[Begin Exercise material]
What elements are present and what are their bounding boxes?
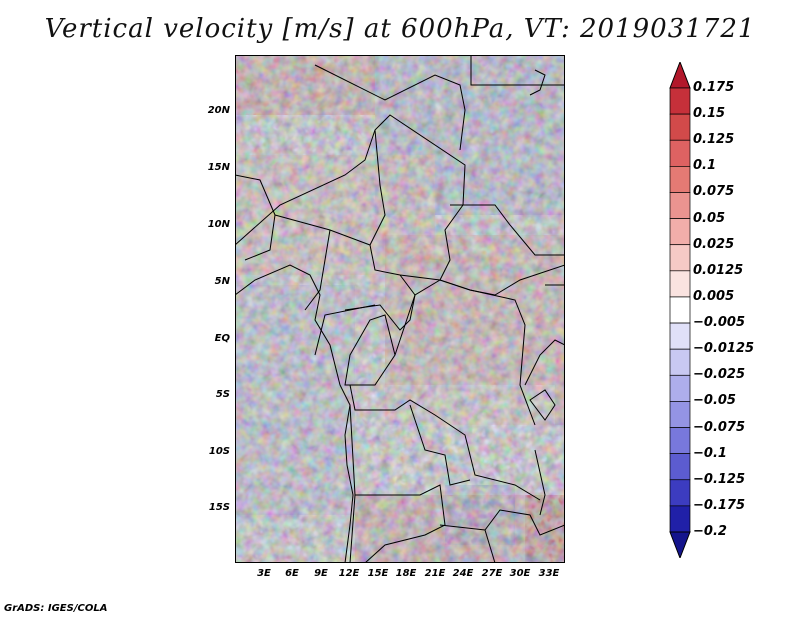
colorbar-label: −0.025 [693,367,746,383]
colorbar-label: 0.075 [693,184,735,200]
colorbar-label: −0.075 [693,419,746,435]
colorbar-label: −0.2 [693,524,727,539]
lon-tick-label: 27E [481,568,503,579]
colorbar-swatch [669,270,691,298]
colorbar-swatch [669,218,691,246]
colorbar-top-triangle [669,62,691,89]
colorbar-label: −0.0125 [693,341,755,357]
colorbar-label: 0.005 [693,288,735,304]
velocity-field [235,55,565,563]
lat-tick-label: 15N [207,162,230,173]
lat-tick-label: 10S [208,446,230,457]
footer-credit: GrADS: IGES/COLA [4,603,108,614]
lon-tick-label: 30E [509,568,531,579]
lon-tick-label: 24E [452,568,474,579]
lon-tick-label: 12E [338,568,360,579]
coastline [235,69,546,563]
colorbar-swatch [669,139,691,167]
colorbar-label: 0.175 [693,80,735,95]
lon-tick-label: 18E [395,568,417,579]
lon-tick-label: 21E [424,568,446,579]
colorbar-swatch [669,401,691,428]
colorbar-swatch [669,296,691,324]
map-frame [235,55,565,563]
colorbar-label: −0.05 [693,393,736,409]
colorbar-swatch [669,505,691,533]
colorbar-label: 0.0125 [693,262,744,278]
colorbar-swatch [669,87,691,115]
colorbar-swatch [669,453,691,481]
colorbar-swatch [669,427,691,454]
colorbar-label: −0.175 [693,497,746,513]
colorbar-swatch [669,348,691,376]
lon-tick-label: 15E [367,568,389,579]
lat-tick-label: 10N [207,219,230,230]
colorbar-swatch [669,322,691,350]
lat-tick-label: 15S [208,502,230,513]
lon-tick-label: 9E [314,568,328,579]
colorbar-label: 0.125 [693,132,735,148]
colorbar-swatch [669,479,691,507]
map-title: Vertical velocity [m/s] at 600hPa, VT: 2… [44,14,756,44]
colorbar-swatch [669,192,691,219]
lon-tick-label: 33E [538,568,560,579]
colorbar [669,62,691,558]
country-borders [235,55,565,563]
colorbar-label: −0.005 [693,315,746,331]
lat-tick-label: 5S [215,389,230,400]
lat-tick-label: EQ [214,333,230,344]
colorbar-swatch [669,244,691,272]
lat-tick-label: 5N [214,276,230,287]
colorbar-bottom-triangle [669,531,691,558]
colorbar-label: 0.15 [693,106,726,122]
colorbar-label: −0.125 [693,471,746,487]
lon-tick-label: 3E [257,568,271,579]
colorbar-label: 0.1 [693,158,717,174]
colorbar-swatch [669,166,691,193]
colorbar-label: 0.025 [693,236,735,252]
vertical-velocity-map [235,55,565,563]
colorbar-swatch [669,374,691,402]
colorbar-label: −0.1 [693,445,727,461]
colorbar-label: 0.05 [693,210,726,226]
lat-tick-label: 20N [207,105,230,116]
colorbar-swatch [669,113,691,141]
lon-tick-label: 6E [285,568,299,579]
[End Exercise material]
*What the task requires*: Repeat every line of the entries above word for word, but leave out the pictures.

*Right answer*:
What elements are present and what are their bounding boxes?
colorbar-label: −0.025 [693,367,746,383]
colorbar-label: 0.075 [693,184,735,200]
colorbar-label: −0.075 [693,419,746,435]
colorbar-label: −0.2 [693,524,727,539]
lon-tick-label: 27E [481,568,503,579]
colorbar-swatch [669,270,691,298]
colorbar-swatch [669,218,691,246]
colorbar-top-triangle [669,62,691,89]
colorbar-label: −0.0125 [693,341,755,357]
colorbar-label: 0.005 [693,288,735,304]
velocity-field [235,55,565,563]
lat-tick-label: 15N [207,162,230,173]
lat-tick-label: 10S [208,446,230,457]
footer-credit: GrADS: IGES/COLA [4,603,108,614]
lon-tick-label: 30E [509,568,531,579]
lon-tick-label: 24E [452,568,474,579]
lon-tick-label: 12E [338,568,360,579]
coastline [235,69,546,563]
colorbar-swatch [669,139,691,167]
colorbar-label: 0.175 [693,80,735,95]
lon-tick-label: 18E [395,568,417,579]
lon-tick-label: 21E [424,568,446,579]
colorbar-swatch [669,401,691,428]
colorbar-swatch [669,296,691,324]
map-frame [235,55,565,563]
colorbar-label: −0.05 [693,393,736,409]
colorbar-swatch [669,505,691,533]
colorbar-label: 0.0125 [693,262,744,278]
colorbar-swatch [669,87,691,115]
colorbar-swatch [669,453,691,481]
colorbar-swatch [669,427,691,454]
colorbar-label: −0.175 [693,497,746,513]
colorbar-swatch [669,348,691,376]
lon-tick-label: 15E [367,568,389,579]
lat-tick-label: 10N [207,219,230,230]
colorbar-swatch [669,322,691,350]
lat-tick-label: 15S [208,502,230,513]
lon-tick-label: 9E [314,568,328,579]
colorbar-label: 0.125 [693,132,735,148]
colorbar-swatch [669,479,691,507]
map-title: Vertical velocity [m/s] at 600hPa, VT: 2… [44,14,756,44]
colorbar-swatch [669,192,691,219]
lon-tick-label: 33E [538,568,560,579]
colorbar [669,62,691,558]
country-borders [235,55,565,563]
colorbar-label: −0.005 [693,315,746,331]
lat-tick-label: 5S [215,389,230,400]
lat-tick-label: EQ [214,333,230,344]
colorbar-swatch [669,244,691,272]
lat-tick-label: 5N [214,276,230,287]
colorbar-bottom-triangle [669,531,691,558]
colorbar-label: 0.15 [693,106,726,122]
colorbar-label: −0.125 [693,471,746,487]
lon-tick-label: 3E [257,568,271,579]
colorbar-label: 0.1 [693,158,717,174]
colorbar-swatch [669,166,691,193]
colorbar-label: 0.025 [693,236,735,252]
vertical-velocity-map [235,55,565,563]
colorbar-swatch [669,374,691,402]
colorbar-label: −0.1 [693,445,727,461]
colorbar-label: 0.05 [693,210,726,226]
lat-tick-label: 20N [207,105,230,116]
colorbar-swatch [669,113,691,141]
lon-tick-label: 6E [285,568,299,579]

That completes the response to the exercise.